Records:
○ ○ ○ ○ ○ ○ ○

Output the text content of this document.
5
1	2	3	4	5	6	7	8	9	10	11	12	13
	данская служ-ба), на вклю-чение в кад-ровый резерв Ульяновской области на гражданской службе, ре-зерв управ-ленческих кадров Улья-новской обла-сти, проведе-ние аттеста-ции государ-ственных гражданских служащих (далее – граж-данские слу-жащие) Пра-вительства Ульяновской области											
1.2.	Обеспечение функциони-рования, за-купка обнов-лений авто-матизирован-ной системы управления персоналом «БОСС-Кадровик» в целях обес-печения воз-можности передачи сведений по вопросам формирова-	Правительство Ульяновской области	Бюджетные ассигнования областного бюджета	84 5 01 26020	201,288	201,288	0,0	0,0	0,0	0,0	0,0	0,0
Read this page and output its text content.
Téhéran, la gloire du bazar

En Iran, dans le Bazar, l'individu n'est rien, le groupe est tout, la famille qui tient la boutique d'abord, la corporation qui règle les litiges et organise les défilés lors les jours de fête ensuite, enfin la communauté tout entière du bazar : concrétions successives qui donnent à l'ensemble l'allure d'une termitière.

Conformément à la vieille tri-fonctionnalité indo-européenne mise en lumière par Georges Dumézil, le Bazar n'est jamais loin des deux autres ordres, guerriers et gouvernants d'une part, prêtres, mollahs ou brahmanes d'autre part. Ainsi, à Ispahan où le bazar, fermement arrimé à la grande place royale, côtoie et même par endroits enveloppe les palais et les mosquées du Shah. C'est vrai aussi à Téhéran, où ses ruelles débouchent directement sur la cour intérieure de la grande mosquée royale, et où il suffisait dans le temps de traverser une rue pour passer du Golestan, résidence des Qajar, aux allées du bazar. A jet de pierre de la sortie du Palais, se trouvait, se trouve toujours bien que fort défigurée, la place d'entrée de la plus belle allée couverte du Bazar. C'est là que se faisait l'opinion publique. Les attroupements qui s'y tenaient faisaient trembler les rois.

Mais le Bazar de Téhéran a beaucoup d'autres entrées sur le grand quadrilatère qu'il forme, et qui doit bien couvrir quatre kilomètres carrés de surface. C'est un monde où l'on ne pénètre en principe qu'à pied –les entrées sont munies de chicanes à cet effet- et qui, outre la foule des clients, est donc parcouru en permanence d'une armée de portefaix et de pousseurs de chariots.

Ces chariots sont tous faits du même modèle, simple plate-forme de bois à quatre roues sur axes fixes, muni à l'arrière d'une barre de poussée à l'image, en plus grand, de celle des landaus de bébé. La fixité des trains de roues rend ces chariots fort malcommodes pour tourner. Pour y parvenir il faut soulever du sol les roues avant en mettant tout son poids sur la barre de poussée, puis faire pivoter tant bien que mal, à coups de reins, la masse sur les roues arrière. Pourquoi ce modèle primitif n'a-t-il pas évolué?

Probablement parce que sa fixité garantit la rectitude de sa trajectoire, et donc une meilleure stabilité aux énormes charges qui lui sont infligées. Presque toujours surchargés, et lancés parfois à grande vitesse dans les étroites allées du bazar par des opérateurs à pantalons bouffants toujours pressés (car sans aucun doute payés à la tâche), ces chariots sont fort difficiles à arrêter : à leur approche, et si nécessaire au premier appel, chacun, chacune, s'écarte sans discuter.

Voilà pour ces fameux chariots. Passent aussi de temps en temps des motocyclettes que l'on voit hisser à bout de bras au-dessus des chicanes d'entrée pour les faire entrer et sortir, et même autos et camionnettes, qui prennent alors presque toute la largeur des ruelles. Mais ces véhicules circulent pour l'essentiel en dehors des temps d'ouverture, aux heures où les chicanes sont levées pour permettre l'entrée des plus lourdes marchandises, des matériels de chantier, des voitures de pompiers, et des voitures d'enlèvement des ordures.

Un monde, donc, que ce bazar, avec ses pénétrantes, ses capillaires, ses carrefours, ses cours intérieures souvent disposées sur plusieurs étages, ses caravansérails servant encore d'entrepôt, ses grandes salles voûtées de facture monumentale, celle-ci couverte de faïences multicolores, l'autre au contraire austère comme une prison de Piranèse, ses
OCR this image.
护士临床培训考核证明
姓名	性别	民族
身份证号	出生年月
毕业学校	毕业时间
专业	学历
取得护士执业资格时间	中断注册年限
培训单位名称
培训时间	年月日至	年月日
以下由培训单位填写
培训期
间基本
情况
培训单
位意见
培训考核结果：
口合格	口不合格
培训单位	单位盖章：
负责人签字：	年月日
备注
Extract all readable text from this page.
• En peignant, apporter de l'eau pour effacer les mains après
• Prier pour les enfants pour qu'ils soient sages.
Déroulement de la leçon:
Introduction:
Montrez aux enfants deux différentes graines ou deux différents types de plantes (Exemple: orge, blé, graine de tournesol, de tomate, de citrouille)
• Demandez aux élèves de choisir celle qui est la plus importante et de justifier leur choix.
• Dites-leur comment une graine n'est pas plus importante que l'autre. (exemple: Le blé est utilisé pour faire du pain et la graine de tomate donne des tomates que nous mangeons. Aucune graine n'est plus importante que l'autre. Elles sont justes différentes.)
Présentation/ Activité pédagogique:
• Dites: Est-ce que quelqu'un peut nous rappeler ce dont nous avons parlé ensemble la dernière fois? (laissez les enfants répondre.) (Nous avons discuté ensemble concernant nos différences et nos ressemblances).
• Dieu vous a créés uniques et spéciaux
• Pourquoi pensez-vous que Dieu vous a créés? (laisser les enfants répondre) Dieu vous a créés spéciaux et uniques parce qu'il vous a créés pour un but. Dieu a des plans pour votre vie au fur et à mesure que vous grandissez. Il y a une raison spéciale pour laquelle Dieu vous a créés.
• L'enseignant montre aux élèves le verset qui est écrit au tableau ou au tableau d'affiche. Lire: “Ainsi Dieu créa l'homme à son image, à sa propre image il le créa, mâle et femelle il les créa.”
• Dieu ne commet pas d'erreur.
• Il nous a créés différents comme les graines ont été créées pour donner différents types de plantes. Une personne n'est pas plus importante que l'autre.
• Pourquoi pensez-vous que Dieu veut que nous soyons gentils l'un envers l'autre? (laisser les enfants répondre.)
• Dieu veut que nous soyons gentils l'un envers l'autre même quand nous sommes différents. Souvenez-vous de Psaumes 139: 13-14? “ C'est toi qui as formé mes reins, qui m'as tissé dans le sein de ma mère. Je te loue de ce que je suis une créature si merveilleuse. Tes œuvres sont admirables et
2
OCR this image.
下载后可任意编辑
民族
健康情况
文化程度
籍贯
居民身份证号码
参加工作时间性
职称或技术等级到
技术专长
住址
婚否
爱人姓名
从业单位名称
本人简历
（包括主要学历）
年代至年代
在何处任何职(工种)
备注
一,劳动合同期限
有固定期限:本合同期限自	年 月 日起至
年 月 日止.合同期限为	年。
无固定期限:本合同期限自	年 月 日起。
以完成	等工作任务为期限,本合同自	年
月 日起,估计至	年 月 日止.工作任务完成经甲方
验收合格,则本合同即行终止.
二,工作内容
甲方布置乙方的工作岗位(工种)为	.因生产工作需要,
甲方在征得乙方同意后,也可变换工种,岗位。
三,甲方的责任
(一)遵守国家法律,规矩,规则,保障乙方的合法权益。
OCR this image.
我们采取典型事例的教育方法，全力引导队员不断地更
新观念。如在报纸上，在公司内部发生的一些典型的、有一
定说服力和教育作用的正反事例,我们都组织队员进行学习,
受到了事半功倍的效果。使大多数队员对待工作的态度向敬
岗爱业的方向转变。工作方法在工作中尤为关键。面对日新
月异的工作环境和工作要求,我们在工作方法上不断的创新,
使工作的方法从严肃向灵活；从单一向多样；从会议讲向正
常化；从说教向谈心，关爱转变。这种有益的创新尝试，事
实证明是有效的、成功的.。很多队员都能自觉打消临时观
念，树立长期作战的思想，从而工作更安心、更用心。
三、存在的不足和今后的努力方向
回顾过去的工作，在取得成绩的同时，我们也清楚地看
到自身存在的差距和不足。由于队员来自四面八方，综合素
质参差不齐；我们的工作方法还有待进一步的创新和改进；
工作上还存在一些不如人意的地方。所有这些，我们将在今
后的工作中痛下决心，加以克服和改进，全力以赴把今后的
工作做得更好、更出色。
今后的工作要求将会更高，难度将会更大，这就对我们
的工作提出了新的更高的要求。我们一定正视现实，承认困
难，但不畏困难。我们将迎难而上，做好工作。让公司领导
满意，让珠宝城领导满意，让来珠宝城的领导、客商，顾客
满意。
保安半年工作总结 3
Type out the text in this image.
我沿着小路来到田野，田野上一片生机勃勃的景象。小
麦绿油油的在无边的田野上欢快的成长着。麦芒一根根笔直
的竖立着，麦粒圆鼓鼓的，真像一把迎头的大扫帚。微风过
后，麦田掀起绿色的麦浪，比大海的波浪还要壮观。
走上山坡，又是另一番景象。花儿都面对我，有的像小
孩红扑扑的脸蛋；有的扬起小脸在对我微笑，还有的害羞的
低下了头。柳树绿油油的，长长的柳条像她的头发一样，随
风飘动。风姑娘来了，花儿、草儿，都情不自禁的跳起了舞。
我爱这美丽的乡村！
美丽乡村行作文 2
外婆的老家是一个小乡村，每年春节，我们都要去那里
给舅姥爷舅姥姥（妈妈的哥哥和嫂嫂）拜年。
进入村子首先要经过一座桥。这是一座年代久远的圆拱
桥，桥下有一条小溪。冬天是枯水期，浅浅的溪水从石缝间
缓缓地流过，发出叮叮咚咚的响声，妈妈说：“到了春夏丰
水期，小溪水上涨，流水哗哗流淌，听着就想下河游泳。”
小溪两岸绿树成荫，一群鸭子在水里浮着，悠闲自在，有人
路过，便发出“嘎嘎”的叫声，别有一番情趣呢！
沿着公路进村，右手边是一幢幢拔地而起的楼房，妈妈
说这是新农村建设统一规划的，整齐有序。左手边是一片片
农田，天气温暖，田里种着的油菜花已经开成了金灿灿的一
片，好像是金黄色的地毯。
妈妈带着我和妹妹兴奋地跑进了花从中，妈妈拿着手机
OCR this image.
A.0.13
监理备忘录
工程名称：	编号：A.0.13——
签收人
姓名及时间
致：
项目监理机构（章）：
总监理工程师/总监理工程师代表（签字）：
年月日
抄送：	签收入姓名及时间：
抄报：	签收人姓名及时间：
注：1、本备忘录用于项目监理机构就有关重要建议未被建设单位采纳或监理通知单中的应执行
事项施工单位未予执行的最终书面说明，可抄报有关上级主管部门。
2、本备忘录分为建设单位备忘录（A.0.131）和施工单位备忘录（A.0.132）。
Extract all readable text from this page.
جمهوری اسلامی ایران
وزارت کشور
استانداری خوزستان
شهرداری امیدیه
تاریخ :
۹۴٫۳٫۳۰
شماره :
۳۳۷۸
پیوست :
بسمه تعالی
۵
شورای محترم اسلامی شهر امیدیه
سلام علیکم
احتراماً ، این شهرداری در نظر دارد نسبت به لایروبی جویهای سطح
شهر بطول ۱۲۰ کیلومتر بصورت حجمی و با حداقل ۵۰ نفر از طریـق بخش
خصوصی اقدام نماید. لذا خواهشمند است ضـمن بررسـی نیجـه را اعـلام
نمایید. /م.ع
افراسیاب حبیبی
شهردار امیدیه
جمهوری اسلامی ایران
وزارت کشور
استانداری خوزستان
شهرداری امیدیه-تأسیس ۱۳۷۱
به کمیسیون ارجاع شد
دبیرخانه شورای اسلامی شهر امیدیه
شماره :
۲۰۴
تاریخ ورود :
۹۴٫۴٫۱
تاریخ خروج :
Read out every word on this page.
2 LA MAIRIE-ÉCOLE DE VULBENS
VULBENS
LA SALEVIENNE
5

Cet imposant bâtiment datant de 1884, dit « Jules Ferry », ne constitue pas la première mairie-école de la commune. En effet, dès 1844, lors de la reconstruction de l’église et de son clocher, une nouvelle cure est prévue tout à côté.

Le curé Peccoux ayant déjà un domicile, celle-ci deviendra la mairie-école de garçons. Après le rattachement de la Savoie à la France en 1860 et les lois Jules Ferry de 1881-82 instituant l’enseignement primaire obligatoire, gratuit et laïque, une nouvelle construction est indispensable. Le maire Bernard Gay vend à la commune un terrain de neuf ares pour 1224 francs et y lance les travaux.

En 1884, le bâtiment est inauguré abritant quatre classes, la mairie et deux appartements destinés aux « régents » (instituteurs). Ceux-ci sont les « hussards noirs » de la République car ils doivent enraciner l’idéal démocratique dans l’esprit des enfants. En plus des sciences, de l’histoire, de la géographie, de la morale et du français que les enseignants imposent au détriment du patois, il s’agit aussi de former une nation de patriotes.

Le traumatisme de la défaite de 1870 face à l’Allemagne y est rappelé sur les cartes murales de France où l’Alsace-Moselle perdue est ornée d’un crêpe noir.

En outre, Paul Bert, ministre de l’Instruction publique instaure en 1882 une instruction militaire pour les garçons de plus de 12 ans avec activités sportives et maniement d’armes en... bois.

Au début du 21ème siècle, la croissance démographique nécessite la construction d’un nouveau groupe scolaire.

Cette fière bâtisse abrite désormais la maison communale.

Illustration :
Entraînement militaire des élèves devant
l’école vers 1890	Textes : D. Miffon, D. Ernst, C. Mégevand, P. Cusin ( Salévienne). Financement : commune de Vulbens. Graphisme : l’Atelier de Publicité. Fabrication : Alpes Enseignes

○ ○ ○ ○ ○ ○ ○

> _YOUR TASK_
Indicate how many lines of the material include the word "ensemble"; the number alone is required.

> _SOLVED EXERCISE_
2